Copy out each line of the data that holds the word "replace".

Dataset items
===
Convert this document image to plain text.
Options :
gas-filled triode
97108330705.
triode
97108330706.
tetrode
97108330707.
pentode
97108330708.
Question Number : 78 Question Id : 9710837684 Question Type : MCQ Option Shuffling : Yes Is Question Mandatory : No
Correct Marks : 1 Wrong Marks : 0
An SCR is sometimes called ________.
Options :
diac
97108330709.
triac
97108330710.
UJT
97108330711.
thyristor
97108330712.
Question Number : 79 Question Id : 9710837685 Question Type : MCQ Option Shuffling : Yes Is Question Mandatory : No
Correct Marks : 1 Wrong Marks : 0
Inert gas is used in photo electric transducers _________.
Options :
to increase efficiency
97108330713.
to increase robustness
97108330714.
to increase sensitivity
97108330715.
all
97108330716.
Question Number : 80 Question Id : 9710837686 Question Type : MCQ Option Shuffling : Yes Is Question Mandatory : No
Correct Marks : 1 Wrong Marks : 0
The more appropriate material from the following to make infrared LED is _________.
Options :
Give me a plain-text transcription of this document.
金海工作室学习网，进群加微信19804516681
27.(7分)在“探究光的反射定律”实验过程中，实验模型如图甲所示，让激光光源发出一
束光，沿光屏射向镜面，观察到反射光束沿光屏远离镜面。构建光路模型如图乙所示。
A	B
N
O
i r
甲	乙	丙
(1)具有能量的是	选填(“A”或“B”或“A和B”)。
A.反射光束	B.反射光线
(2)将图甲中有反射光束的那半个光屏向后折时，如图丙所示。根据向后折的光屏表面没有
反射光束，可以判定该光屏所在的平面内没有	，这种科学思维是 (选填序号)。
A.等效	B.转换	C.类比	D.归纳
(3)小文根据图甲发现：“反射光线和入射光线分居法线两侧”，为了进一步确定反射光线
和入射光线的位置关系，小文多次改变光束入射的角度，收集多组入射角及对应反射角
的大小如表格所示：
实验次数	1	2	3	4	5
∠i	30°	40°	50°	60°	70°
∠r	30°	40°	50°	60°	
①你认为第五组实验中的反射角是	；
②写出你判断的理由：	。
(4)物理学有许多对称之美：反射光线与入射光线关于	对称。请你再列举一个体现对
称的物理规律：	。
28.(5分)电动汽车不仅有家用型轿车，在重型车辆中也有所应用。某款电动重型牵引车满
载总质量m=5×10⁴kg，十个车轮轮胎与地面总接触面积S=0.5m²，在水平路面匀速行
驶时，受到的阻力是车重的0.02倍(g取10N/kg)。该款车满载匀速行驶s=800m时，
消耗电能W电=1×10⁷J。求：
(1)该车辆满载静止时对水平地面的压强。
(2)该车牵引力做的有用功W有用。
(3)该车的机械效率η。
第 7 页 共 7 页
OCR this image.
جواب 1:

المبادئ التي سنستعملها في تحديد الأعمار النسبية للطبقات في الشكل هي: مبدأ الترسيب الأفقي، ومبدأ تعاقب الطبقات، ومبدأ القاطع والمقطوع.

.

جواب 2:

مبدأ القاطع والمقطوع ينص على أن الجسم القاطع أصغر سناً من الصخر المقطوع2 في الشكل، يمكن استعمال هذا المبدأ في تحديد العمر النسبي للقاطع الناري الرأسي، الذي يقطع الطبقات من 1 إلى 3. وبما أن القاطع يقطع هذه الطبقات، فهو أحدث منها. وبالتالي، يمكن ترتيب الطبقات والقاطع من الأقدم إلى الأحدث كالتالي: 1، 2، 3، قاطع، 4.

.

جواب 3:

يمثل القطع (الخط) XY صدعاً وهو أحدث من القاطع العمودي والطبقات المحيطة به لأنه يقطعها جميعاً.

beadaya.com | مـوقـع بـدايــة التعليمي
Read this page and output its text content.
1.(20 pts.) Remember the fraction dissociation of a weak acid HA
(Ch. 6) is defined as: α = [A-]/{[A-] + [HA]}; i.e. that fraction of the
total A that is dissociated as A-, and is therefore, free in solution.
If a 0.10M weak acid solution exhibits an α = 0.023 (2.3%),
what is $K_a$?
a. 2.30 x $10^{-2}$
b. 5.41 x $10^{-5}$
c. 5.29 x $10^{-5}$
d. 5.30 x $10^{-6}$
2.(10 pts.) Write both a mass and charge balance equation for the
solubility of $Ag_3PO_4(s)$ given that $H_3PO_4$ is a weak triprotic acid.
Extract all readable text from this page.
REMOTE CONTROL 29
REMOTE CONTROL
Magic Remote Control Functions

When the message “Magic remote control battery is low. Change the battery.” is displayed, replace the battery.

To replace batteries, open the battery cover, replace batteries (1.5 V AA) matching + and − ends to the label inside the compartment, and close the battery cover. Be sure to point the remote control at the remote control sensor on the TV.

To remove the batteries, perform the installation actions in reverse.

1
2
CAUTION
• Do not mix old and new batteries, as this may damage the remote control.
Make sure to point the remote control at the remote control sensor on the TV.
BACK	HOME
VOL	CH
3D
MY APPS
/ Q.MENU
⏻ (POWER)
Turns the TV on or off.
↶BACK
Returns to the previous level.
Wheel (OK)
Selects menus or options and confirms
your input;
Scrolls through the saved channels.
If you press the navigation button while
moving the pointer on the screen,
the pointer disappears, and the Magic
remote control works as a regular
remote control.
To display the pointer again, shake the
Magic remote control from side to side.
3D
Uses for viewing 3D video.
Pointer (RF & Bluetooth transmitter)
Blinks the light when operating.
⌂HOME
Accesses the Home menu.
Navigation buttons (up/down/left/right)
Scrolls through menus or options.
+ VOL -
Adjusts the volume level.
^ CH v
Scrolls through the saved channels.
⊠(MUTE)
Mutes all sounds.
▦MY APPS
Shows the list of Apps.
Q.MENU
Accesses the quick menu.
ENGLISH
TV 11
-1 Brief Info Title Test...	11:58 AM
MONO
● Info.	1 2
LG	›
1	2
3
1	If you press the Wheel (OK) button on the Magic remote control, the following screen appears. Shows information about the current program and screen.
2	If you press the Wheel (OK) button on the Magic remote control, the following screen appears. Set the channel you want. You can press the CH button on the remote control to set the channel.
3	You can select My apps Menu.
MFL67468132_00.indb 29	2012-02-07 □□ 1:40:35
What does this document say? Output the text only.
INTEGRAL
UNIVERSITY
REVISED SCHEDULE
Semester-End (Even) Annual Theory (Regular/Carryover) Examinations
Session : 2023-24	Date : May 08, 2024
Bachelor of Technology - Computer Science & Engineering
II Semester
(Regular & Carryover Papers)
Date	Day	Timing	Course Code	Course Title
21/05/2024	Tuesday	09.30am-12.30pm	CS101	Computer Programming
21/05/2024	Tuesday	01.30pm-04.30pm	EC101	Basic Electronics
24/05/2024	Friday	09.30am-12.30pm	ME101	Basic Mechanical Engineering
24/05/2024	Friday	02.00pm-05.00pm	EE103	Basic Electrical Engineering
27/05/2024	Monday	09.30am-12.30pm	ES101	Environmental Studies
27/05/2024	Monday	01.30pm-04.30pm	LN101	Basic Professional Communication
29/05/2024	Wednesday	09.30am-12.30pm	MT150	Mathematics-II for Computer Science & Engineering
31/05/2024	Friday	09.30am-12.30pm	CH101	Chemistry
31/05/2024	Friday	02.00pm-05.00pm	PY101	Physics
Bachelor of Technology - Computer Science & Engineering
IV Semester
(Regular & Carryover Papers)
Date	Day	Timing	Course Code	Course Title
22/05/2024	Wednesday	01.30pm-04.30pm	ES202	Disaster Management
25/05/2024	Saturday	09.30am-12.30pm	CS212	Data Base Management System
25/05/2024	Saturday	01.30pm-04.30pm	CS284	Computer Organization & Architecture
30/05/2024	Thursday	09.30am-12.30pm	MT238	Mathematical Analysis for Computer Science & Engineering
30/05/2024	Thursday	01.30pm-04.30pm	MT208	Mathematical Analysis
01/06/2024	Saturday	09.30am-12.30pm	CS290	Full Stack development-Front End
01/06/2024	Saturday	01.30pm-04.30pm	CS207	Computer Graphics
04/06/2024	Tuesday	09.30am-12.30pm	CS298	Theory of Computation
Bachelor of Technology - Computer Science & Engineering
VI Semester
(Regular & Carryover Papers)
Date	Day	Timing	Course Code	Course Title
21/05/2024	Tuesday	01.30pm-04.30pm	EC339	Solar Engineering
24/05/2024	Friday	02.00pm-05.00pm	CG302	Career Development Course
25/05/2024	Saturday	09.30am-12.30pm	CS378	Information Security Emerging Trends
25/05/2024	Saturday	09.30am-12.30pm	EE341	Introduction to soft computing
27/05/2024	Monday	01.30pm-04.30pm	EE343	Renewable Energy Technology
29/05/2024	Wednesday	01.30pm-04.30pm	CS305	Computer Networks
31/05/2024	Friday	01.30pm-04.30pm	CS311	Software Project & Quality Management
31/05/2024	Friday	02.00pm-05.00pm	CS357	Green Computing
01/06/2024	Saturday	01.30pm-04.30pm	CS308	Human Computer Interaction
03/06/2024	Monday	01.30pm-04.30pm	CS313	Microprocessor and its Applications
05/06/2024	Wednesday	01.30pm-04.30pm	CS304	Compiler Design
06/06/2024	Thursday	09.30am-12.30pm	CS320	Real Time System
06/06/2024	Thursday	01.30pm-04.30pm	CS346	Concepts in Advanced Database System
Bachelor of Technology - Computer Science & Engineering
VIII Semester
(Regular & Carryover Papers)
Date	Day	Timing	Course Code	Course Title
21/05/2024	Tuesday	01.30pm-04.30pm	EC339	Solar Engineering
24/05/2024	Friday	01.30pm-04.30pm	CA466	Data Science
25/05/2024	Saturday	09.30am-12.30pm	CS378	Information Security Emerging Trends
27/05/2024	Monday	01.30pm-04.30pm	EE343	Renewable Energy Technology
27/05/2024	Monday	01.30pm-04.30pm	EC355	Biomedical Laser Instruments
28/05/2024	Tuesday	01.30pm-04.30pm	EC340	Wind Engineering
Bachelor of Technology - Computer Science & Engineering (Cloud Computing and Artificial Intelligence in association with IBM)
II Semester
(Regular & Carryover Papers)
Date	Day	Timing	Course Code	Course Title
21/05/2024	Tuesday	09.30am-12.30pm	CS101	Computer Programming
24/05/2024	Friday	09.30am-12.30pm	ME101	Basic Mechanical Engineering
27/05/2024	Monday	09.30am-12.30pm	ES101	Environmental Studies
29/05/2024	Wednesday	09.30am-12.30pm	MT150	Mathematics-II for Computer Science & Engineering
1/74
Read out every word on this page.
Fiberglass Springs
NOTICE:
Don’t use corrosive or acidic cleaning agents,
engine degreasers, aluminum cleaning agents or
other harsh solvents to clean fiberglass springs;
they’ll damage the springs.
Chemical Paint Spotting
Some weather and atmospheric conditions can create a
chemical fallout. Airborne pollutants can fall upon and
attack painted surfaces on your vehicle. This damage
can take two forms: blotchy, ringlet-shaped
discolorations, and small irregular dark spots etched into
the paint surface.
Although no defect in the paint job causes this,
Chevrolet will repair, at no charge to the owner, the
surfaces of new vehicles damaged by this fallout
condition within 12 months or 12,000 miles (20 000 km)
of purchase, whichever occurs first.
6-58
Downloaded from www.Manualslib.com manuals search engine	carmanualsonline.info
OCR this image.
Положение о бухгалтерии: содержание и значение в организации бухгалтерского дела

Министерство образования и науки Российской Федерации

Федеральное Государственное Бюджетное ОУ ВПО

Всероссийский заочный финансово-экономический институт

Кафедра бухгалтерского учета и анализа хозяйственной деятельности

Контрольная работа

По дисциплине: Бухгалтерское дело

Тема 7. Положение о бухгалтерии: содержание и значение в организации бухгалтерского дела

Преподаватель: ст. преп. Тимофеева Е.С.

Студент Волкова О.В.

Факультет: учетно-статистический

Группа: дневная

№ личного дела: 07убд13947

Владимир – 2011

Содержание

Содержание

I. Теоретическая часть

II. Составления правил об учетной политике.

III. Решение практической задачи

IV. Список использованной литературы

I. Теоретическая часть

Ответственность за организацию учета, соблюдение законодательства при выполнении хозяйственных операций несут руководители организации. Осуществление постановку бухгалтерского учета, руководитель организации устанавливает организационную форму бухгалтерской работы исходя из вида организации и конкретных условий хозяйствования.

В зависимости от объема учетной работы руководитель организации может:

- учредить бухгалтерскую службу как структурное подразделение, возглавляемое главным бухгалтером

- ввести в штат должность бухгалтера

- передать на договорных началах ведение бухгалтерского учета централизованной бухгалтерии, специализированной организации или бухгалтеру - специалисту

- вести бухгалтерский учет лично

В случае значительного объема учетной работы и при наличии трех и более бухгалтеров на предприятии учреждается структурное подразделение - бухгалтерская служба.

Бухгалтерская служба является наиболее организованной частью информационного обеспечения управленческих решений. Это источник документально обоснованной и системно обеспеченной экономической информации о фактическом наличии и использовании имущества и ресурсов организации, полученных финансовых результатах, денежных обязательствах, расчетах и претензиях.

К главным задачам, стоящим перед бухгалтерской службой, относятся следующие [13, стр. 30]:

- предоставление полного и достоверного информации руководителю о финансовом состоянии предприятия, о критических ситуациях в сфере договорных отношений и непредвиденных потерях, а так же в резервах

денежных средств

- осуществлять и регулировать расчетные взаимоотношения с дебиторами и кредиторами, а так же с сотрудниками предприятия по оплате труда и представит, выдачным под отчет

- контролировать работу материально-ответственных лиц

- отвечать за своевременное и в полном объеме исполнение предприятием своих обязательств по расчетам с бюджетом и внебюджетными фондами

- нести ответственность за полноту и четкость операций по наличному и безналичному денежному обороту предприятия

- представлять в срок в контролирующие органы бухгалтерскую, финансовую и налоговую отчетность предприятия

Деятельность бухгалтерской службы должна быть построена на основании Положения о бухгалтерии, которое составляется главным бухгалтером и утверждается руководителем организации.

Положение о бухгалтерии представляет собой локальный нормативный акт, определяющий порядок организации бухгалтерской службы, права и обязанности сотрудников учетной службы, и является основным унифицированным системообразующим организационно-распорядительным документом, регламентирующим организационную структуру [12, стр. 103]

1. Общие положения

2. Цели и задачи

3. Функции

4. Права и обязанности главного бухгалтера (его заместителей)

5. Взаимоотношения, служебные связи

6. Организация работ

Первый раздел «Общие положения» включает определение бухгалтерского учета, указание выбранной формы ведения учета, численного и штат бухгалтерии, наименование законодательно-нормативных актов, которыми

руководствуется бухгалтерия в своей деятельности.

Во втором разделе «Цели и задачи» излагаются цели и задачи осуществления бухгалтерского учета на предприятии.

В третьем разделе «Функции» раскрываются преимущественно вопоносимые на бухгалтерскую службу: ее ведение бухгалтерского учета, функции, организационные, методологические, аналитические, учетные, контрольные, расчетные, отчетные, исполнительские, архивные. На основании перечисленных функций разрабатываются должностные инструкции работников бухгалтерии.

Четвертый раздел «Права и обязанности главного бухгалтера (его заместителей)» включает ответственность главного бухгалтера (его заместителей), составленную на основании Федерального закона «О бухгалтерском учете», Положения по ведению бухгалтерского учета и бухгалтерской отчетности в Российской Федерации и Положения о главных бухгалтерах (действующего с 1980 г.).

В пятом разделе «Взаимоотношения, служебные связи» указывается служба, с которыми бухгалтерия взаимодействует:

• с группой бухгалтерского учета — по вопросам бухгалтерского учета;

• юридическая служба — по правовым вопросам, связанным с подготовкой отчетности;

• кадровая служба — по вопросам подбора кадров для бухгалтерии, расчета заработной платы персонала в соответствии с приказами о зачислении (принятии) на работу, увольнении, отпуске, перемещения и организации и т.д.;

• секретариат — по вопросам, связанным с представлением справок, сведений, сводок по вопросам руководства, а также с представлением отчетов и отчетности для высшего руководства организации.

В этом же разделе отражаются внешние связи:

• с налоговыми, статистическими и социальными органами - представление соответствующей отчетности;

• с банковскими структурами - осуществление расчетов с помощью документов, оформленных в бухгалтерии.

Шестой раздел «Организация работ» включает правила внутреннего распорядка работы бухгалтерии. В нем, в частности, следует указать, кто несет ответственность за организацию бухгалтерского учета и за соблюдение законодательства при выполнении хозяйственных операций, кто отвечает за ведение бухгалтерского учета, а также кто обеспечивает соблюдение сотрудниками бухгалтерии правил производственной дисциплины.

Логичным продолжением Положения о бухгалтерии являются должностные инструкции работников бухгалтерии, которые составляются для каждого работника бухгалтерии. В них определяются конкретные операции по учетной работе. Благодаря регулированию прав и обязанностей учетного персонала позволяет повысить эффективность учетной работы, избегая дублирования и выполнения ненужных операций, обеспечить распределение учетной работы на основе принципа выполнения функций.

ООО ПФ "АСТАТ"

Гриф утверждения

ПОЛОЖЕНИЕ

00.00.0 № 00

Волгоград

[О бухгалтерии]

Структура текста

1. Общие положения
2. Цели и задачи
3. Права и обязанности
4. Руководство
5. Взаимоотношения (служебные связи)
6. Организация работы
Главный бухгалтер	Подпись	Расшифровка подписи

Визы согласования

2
===
Answer »
When the message “Magic remote control battery is low. Change the battery.” is displayed, replace the battery.
To replace batteries, open the battery cover, replace batteries (1.5 V AA) matching + and − ends to the label inside the compartment, and close the battery cover. Be sure to point the remote control at the remote control sensor on the TV.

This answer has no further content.